**Stated exercise:**
Find each line that has the string "כבוד" and give the total, with nothing else.

Stored data

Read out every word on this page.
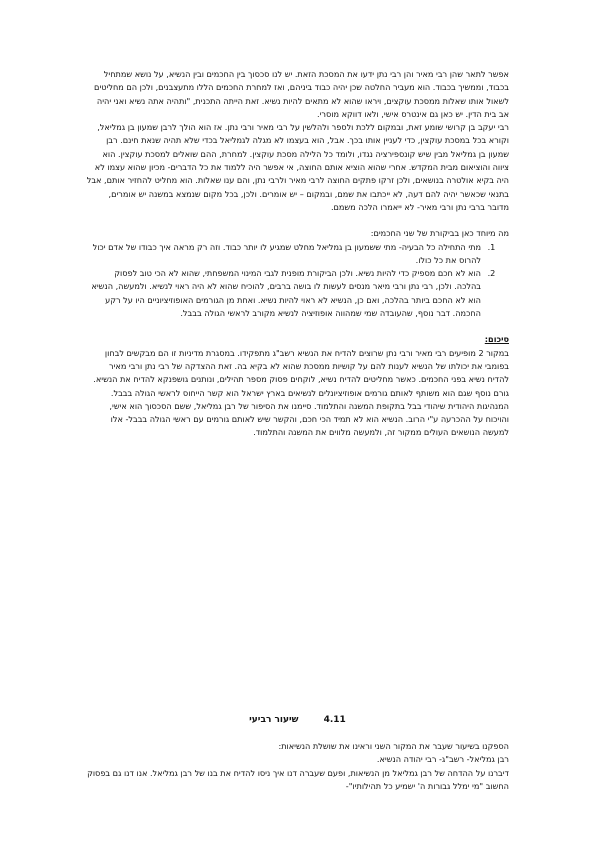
אפשר לתאר שהן רבי מאיר והן רבי נתן ידעו את המסכת הזאת. יש לנו סכסוך בין החכמים ובין הנשיא, על נושא שמתחיל בכבוד, וממשיך בכבוד. הוא מעביר החלטה שכן יהיה כבוד ביניהם, ואז למחרת החכמים הללו מתעצבנים, ולכן הם מחליטים לשאול אותו שאלות ממסכת עוקצים, ויראו שהוא לא מתאים להיות נשיא. זאת הייתה התכנית, "ותהיה אתה נשיא ואני יהיה אב בית הדין. יש כאן גם אינטרס אישי, ולאו דווקא מוסרי.

רבי יעקב בן קרושי שומע זאת, ובמקום ללכת ולספר ולהלשין על רבי מאיר ורבי נתן. אז הוא הולך לרבן שמעון בן גמליאל, וקורא בכל במסכת עוקצין, כדי לעניין אותו בכך. אבל, הוא בעצמו לא מגלה לגמליאל בכדי שלא תהיה שנאת חינם. רבן שמעון בן גמליאל מבין שיש קונספירציה נגדו, ולומד כל הלילה מסכת עוקצין. למחרת, ההם שואלים למסכת עוקצין. הוא ציווה והוציאום מבית המקדש. אחרי שהוא הוציא אותם החוצה, אי אפשר היה ללמוד את כל הדברים- מכיון שהוא עצמו לא היה בקיא אולטרה בנושאים, ולכן זרקו פתקים החוצה לרבי מאיר ולרבי נתן, והם ענו שאלות. הוא מחליט להחזיר אותם, אבל בתנאי שכאשר יהיה להם דעה, לא ייכתבו את שמם, ובמקום – יש אומרים. ולכן, בכל מקום שנמצא במשנה יש אומרים, מדובר ברבי נתן ורבי מאיר- לא ייאמרו הלכה משמם.

מה מיוחד כאן בביקורת של שני החכמים:

1. מתי התחילה כל הבעיה- מתי ששמעון בן גמליאל מחלט שמגיע לו יותר כבוד. וזה רק מראה איך כבודו של אדם יכול להרוס את כל כולו.
2. הוא לא חכם מספיק כדי להיות נשיא. ולכן הביקורת מופנית לגבי המינוי המשפחתי, שהוא לא הכי טוב לפסוק בהלכה. ולכן, רבי נתן ורבי מיאר מנסים לעשות לו בושה ברבים, להוכיח שהוא לא היה ראוי לנשיא. ולמעשה, הנשיא הוא לא החכם ביותר בהלכה, ואם כן, הנשיא לא ראוי להיות נשיא. ואחת מן הגורמים האופוזיציוניים היו על רקע החכמה. דבר נוסף, שהעובדה שמי שמהווה אופוזיציה לנשיא מקורב לראשי הגולה בבבל.

סיכום:

במקור 2 מופיעים רבי מאיר ורבי נתן שרוצים להדיח את הנשיא רשב"ג מתפקידו. במסגרת מדיניות זו הם מבקשים לבחון בפומבי את יכולתו של הנשיא לענות להם על קושיות ממסכת שהוא לא בקיא בה. זאת ההצדקה של רבי נתן ורבי מאיר להדיח נשיא בפני החכמים. כאשר מחליטים להדיח נשיא, לוקחים פסוק מספר תהילים, ונותנים גושפנקא להדיח את הנשיא. גורם נוסף שגם הוא משותף לאותם גורמים אופוזיציונלים לנשיאים בארץ ישראל הוא קשר הייחוס לראשי הגולה בבבל. המנהיגות היהודית שיהודי בבל בתקופת המשנה והתלמוד. סיימנו את הסיפור של רבן גמליאל, ששם הסכסוך הוא אישי, והויכוח על ההכרעה ע"י הרוב. הנשיא הוא לא תמיד הכי חכם, והקשר שיש לאותם גורמים עם ראשי הגולה בבבל- אלו למעשה הנושאים העולים ממקור זה, ולמעשה מלווים את המשנה והתלמוד.

4.11 שיעור רביעי

הספקנו בשיעור שעבר את המקור השני וראינו את שושלת הנשיאות:

רבן גמליאל- רשב"ג- רבי יהודה הנשיא.

דיברנו על ההדחה של רבן גמליאל מן הנשיאות, ופעם שעברה דנו איך ניסו להדיח את בנו של רבן גמליאל. אנו דנו גם בפסוק החשוב "מי ימלל גבורות ה' ישמיע כל תהילותיו"-
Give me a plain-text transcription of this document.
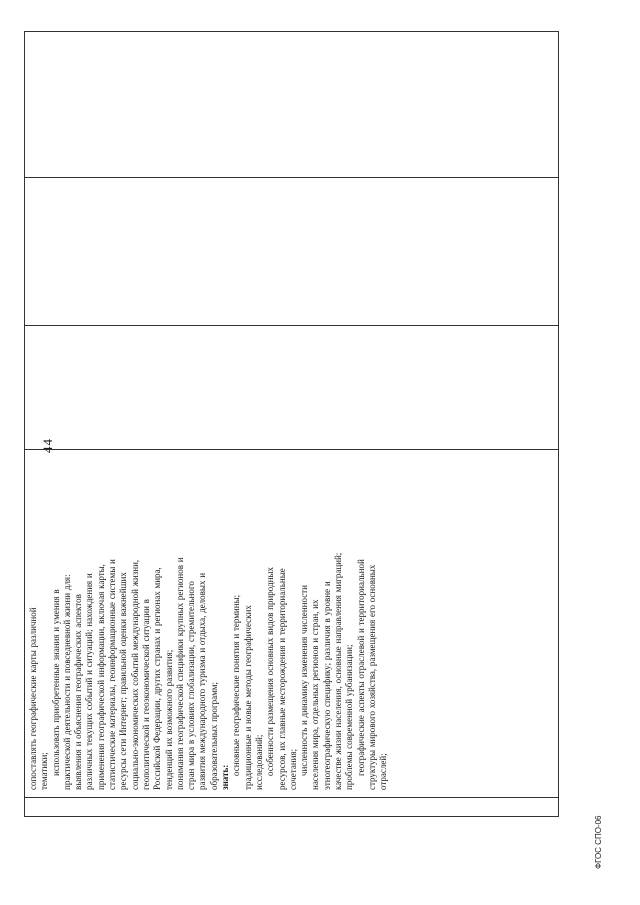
44
сопоставлять географические карты различной тематики; использовать приобретенные знания и умения в практической деятельности и повседневной жизни для: выявления и объяснения географических аспектов различных текущих событий и ситуаций; нахождения и применения географической информации, включая карты, статистические материалы, геоинформационные системы и ресурсы сети Интернет; правильной оценки важнейших социально-экономических событий международной жизни, геополитической и геоэкономической ситуации в Российской Федерации, других странах и регионах мира, тенденций их возможного развития; понимания географической специфики крупных регионов и стран мира в условиях глобализации, стремительного развития международного туризма и отдыха, деловых и образовательных программ; знать:
основные географические понятия и термины; традиционные и новые методы географических исследований; особенности размещения основных видов природных ресурсов, их главные месторождения и территориальные сочетания; численность и динамику изменения численности населения мира, отдельных регионов и стран, их этногеографическую специфику; различия в уровне и качестве жизни населения, основные направления миграций; проблемы современной урбанизации; географические аспекты отраслевой и территориальной структуры мирового хозяйства, размещения его основных отраслей;
ФГОС СПО-06
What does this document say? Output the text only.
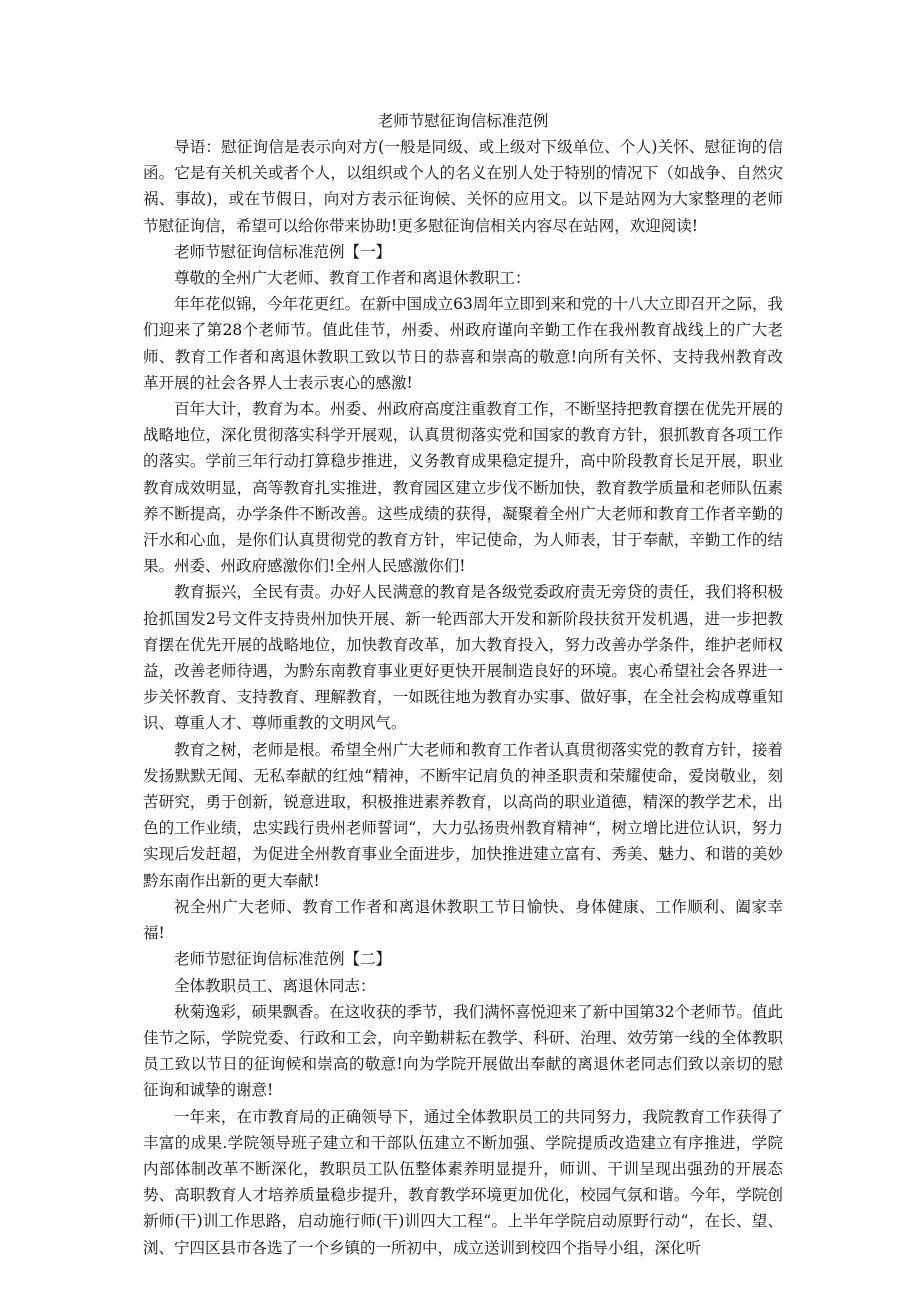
老师节慰征询信标准范例

导语：慰征询信是表示向对方(一般是同级、或上级对下级单位、个人)关怀、慰征询的信函。它是有关机关或者个人，以组织或个人的名义在别人处于特别的情况下（如战争、自然灾祸、事故)，或在节假日，向对方表示征询候、关怀的应用文。以下是站网为大家整理的老师节慰征询信，希望可以给你带来协助!更多慰征询信相关内容尽在站网，欢迎阅读!

老师节慰征询信标准范例【一】

尊敬的全州广大老师、教育工作者和离退休教职工：

年年花似锦，今年花更红。在新中国成立63周年立即到来和党的十八大立即召开之际，我们迎来了第28个老师节。值此佳节，州委、州政府谨向辛勤工作在我州教育战线上的广大老师、教育工作者和离退休教职工致以节日的恭喜和崇高的敬意!向所有关怀、支持我州教育改革开展的社会各界人士表示衷心的感激!

百年大计，教育为本。州委、州政府高度注重教育工作，不断坚持把教育摆在优先开展的战略地位，深化贯彻落实科学开展观，认真贯彻落实党和国家的教育方针，狠抓教育各项工作的落实。学前三年行动打算稳步推进，义务教育成果稳定提升，高中阶段教育长足开展，职业教育成效明显，高等教育扎实推进，教育园区建立步伐不断加快，教育教学质量和老师队伍素养不断提高，办学条件不断改善。这些成绩的获得，凝聚着全州广大老师和教育工作者辛勤的汗水和心血，是你们认真贯彻党的教育方针，牢记使命，为人师表，甘于奉献，辛勤工作的结果。州委、州政府感激你们!全州人民感激你们!

教育振兴，全民有责。办好人民满意的教育是各级党委政府责无旁贷的责任，我们将积极抢抓国发2号文件支持贵州加快开展、新一轮西部大开发和新阶段扶贫开发机遇，进一步把教育摆在优先开展的战略地位，加快教育改革，加大教育投入，努力改善办学条件，维护老师权益，改善老师待遇，为黔东南教育事业更好更快开展制造良好的环境。衷心希望社会各界进一步关怀教育、支持教育、理解教育，一如既往地为教育办实事、做好事，在全社会构成尊重知识、尊重人才、尊师重教的文明风气。

教育之树，老师是根。希望全州广大老师和教育工作者认真贯彻落实党的教育方针，接着发扬默默无闻、无私奉献的红烛“精神，不断牢记肩负的神圣职责和荣耀使命，爱岗敬业，刻苦研究，勇于创新，锐意进取，积极推进素养教育，以高尚的职业道德，精深的教学艺术，出色的工作业绩，忠实践行贵州老师誓词“，大力弘扬贵州教育精神“，树立增比进位认识，努力实现后发赶超，为促进全州教育事业全面进步，加快推进建立富有、秀美、魅力、和谐的美妙黔东南作出新的更大奉献!

祝全州广大老师、教育工作者和离退休教职工节日愉快、身体健康、工作顺利、阖家幸福!

老师节慰征询信标准范例【二】

全体教职员工、离退休同志：

秋菊逸彩，硕果飘香。在这收获的季节，我们满怀喜悦迎来了新中国第32个老师节。值此佳节之际，学院党委、行政和工会，向辛勤耕耘在教学、科研、治理、效劳第一线的全体教职员工致以节日的征询候和崇高的敬意!向为学院开展做出奉献的离退休老同志们致以亲切的慰征询和诚挚的谢意!

一年来，在市教育局的正确领导下，通过全体教职员工的共同努力，我院教育工作获得了丰富的成果.学院领导班子建立和干部队伍建立不断加强、学院提质改造建立有序推进，学院内部体制改革不断深化，教职员工队伍整体素养明显提升，师训、干训呈现出强劲的开展态势、高职教育人才培养质量稳步提升，教育教学环境更加优化，校园气氛和谐。今年，学院创新师(干)训工作思路，启动施行师(干)训四大工程“。上半年学院启动原野行动“，在长、望、浏、宁四区县市各选了一个乡镇的一所初中，成立送训到校四个指导小组，深化听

**Written response:**
2